» Provided text:
- - - -

There is some manual preprocessing that we will need to do as the text retrieved from Gutenberg Project contains additional content that is not necessary to train the model, for example:

* Preface
* Translator’s Preface
* About the author
* Index
* Dedications
* Footnotes includes in Exemplary Novels

**Note:** The files included in the dataset folder no longer contain the additional content mentioned above.

### Loading Data

Lets start by loading our Data and exploring it.

In [1]:
import numpy as np

filenames = ["dataset/DonQuixote.txt", "dataset/ExemplaryNovels.txt"]

text = ""

for fn in filenames:
    with open(fn, "r") as f:
            text += f.read()

In [2]:
print('Dataset Stats')
print('Unique words: {}'.format(len({word: None for word in text.split()})))
chapters = text.split('\n\n\n\n')
print('Number of chapters: {}'.format(len(chapters)))
sentence_count_chapter = [chapter.count('\n') for chapter in chapters]
print('Average number of sentences in each chapters: {}'.format(np.average(sentence_count_chapter)))

sentences = [sentence for chapter in chapters for sentence in chapter.split('\n')]
print('Number of lines: {}'.format(len(sentences)))
word_count_sentence = [len(sentence.split()) for sentence in sentences]
print('Average number of words in each line: {}'.format(np.average(word_count_sentence)))

Dataset Stats
Unique words: 39229
Number of chapters: 135
Average number of sentences in each chapters: 392.7925925925926
Number of lines: 53162
Average number of words in each line: 10.975941461946503


### Extra Preprocessing 
We need to prepare our data for our RNN, lets do some additional preprocessing:
* Lookup table: We need to create [word embeddings](https://www.tensorflow.org/tutorials/word2vec#motivation_why_learn_word_embeddings) to facilitate the training of our model. 

* Tokenize punctuation: This is to simplify training for our neural network. Making it easy for it to distinguish between *mad* and *mad!*

In [3]:
from collections import Counter
from sklearn.feature_extraction.text import CountVectorizer

def create_lookup_tables(text):
    """
    Create lookup tables for vocabulary
    :param text: The text of dataset split into words
    :return: A tuple of dicts (vocab_to_int, int_to_vocab)
    """
    counts = Counter(text)
    vocab = sorted(counts, key=counts.get, reverse=True)

- - - -

Entries drawn from a collection:
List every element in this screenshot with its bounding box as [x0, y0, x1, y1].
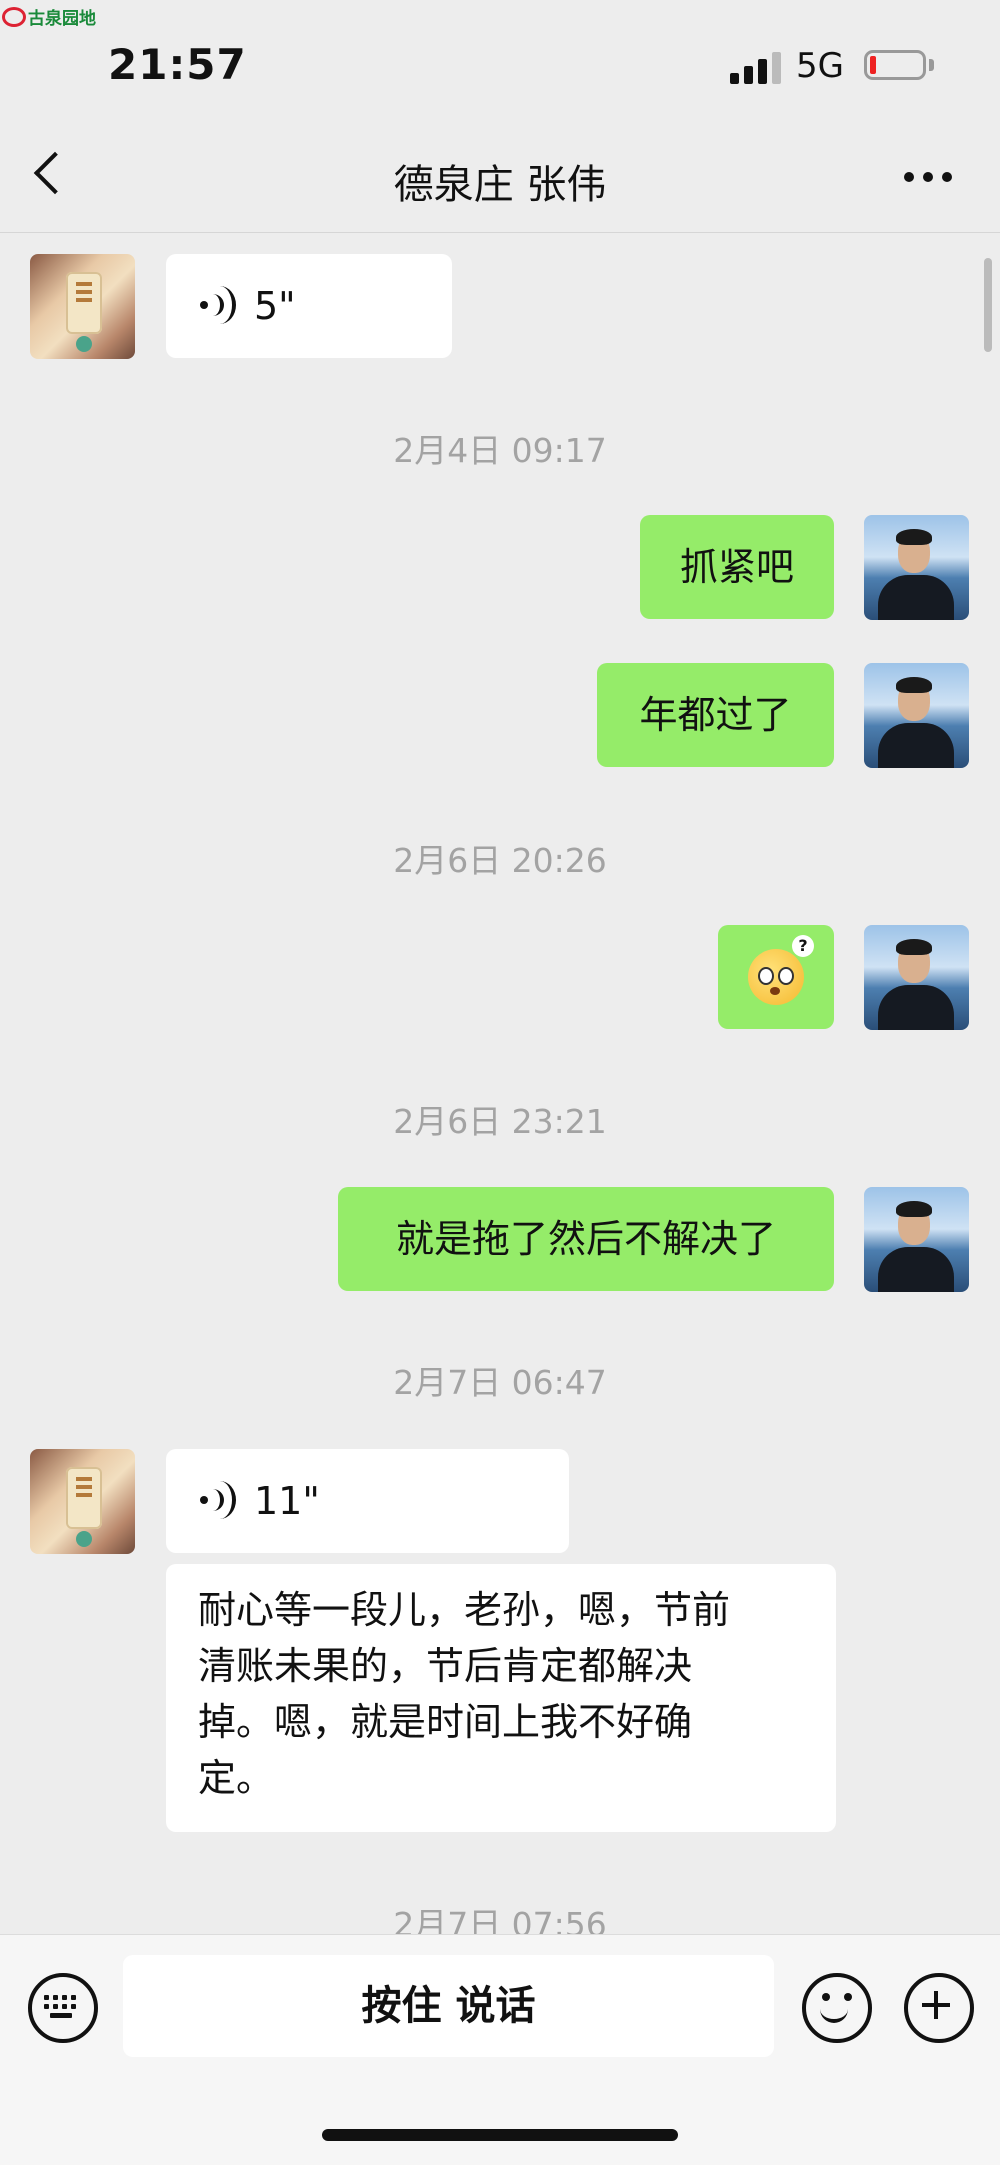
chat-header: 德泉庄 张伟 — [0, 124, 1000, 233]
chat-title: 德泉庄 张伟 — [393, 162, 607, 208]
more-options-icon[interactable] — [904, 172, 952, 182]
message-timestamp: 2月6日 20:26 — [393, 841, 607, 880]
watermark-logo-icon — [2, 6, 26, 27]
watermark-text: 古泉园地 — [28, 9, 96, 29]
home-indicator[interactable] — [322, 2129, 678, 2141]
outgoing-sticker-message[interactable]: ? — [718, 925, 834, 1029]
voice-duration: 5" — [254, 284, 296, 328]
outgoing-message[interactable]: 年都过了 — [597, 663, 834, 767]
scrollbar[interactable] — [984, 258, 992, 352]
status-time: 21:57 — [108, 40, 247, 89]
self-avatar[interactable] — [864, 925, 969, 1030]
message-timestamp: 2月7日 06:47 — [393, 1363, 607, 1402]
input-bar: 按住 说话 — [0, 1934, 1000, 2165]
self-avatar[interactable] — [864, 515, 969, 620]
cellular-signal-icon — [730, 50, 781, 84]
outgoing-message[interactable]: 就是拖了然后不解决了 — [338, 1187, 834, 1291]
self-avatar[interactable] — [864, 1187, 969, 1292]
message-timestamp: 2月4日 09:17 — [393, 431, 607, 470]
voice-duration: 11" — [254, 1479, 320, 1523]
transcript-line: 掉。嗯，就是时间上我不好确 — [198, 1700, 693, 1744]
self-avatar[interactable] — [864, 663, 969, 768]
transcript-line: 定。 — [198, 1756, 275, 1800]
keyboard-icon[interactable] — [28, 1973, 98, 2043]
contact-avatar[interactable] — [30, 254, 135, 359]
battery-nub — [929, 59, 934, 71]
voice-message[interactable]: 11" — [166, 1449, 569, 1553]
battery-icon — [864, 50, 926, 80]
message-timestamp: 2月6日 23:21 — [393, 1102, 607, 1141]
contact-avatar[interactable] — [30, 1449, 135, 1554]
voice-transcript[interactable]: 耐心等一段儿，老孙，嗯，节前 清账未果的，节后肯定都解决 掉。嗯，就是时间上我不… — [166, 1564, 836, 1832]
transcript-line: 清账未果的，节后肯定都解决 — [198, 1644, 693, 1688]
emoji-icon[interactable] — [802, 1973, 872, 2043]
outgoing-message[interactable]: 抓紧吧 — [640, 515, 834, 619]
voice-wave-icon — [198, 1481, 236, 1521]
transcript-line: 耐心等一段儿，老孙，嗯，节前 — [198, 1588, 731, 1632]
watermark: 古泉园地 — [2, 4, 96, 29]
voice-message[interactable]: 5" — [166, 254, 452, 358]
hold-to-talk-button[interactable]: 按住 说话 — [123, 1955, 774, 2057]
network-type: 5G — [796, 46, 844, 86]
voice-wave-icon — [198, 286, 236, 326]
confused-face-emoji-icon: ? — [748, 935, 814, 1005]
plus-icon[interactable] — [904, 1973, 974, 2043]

- - - -

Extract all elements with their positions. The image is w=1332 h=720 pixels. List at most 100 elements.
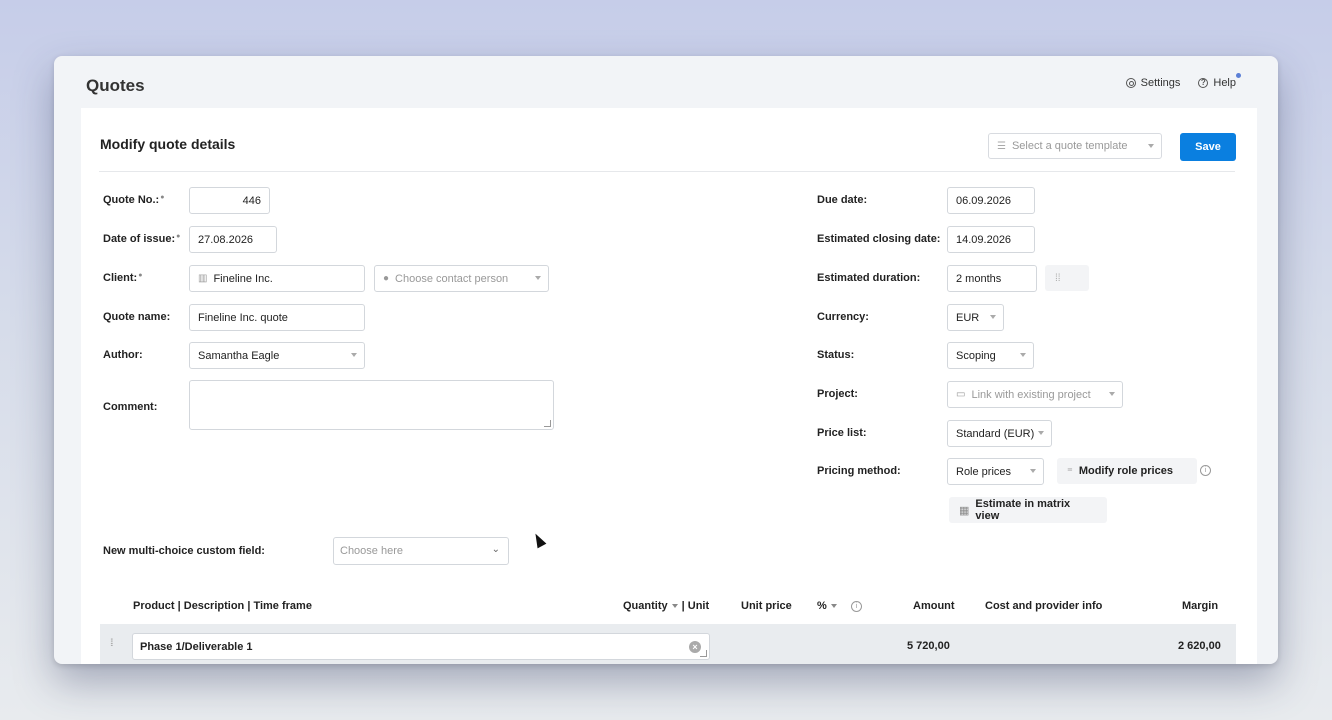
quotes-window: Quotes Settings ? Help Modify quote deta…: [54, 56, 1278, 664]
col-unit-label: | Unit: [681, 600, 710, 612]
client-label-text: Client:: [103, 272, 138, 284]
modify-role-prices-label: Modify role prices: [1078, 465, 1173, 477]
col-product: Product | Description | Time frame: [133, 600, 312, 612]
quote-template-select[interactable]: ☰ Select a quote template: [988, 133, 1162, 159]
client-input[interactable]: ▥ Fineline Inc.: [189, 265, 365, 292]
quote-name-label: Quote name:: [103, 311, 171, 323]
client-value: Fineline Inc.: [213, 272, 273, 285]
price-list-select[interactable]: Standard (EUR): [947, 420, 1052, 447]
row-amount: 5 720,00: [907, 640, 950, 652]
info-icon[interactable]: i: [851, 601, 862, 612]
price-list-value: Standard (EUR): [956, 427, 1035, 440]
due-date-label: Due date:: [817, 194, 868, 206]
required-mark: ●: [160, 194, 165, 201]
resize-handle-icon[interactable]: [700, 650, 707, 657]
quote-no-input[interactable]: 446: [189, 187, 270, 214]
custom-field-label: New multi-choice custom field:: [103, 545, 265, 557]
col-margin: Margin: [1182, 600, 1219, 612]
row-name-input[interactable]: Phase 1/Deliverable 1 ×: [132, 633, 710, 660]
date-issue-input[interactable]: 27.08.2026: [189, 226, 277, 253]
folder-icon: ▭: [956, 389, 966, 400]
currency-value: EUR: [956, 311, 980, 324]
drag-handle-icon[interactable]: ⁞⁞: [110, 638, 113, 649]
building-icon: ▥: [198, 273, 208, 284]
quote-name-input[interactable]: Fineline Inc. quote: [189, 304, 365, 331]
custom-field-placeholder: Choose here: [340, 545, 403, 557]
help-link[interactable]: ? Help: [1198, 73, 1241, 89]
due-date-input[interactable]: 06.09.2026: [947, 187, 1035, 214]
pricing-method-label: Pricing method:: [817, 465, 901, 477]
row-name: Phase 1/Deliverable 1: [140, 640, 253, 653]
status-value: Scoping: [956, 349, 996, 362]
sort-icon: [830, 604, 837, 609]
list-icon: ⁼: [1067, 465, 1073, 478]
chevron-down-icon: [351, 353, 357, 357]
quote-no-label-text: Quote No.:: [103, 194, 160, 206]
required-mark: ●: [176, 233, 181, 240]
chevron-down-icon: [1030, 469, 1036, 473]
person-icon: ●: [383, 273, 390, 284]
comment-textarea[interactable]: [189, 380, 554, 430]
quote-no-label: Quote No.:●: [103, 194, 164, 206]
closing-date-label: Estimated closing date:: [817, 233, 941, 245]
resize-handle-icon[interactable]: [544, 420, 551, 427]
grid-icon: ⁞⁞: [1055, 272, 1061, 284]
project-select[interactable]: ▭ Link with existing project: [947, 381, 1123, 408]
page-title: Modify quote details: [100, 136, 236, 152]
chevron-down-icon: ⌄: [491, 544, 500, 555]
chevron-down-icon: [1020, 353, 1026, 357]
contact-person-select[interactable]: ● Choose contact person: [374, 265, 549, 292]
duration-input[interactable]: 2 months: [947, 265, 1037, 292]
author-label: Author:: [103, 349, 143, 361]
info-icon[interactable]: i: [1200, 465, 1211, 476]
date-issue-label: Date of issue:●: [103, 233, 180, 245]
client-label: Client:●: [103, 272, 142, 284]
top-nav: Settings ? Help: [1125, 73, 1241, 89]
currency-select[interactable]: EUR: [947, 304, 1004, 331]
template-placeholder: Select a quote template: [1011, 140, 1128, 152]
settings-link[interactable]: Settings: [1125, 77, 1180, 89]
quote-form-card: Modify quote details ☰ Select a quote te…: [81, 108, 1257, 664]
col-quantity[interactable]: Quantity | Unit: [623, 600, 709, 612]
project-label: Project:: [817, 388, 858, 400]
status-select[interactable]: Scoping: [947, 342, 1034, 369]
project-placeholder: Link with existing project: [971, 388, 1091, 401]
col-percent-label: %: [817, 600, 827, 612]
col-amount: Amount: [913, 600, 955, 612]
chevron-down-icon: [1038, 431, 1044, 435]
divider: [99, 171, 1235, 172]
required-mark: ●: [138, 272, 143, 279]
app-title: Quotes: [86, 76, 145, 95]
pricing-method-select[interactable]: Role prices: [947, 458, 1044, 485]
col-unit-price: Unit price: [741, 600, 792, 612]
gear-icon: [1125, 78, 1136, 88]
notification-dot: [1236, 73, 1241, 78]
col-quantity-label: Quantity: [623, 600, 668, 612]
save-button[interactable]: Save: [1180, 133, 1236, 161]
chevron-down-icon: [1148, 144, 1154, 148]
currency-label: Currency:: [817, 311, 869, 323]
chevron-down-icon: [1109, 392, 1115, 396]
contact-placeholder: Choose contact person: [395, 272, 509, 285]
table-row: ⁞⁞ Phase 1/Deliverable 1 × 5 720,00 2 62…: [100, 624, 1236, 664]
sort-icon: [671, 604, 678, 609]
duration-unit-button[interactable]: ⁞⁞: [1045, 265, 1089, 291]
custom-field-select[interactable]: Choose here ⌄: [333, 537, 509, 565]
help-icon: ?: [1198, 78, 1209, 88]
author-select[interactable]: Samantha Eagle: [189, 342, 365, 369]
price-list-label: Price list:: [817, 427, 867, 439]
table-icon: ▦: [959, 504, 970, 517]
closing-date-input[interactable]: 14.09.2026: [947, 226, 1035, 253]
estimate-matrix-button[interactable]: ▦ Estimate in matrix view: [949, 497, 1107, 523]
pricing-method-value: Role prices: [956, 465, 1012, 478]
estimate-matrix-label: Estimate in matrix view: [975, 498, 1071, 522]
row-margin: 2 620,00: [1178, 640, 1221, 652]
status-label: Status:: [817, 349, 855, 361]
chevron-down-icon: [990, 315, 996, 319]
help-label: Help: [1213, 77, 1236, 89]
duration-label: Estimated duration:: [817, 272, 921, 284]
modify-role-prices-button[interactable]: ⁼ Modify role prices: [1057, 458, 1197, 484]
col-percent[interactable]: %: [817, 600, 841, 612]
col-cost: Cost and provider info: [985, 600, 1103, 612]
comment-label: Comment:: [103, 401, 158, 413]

- - - -

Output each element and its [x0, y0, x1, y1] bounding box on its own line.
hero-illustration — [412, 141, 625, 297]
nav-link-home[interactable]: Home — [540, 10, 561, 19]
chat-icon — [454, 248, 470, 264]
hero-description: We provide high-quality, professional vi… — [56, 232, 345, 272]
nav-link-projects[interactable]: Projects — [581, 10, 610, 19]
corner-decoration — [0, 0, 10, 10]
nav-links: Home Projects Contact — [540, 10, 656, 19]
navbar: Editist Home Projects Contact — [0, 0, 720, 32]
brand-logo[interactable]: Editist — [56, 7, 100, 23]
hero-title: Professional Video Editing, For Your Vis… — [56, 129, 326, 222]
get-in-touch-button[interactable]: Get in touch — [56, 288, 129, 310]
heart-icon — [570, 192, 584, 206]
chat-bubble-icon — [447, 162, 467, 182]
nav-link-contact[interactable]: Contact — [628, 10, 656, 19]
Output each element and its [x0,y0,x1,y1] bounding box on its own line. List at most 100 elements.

- - - -

» Goal of the exercise: Please repeat, word for word, the stretch of the preprocessing text from "### Loading Data" through "text += f.read()". The records stand apart from the text and are not connected to it.

» Result for this task:
### Loading Data

Lets start by loading our Data and exploring it.

In [1]:
import numpy as np

filenames = ["dataset/DonQuixote.txt", "dataset/ExemplaryNovels.txt"]

text = ""

for fn in filenames:
    with open(fn, "r") as f:
            text += f.read()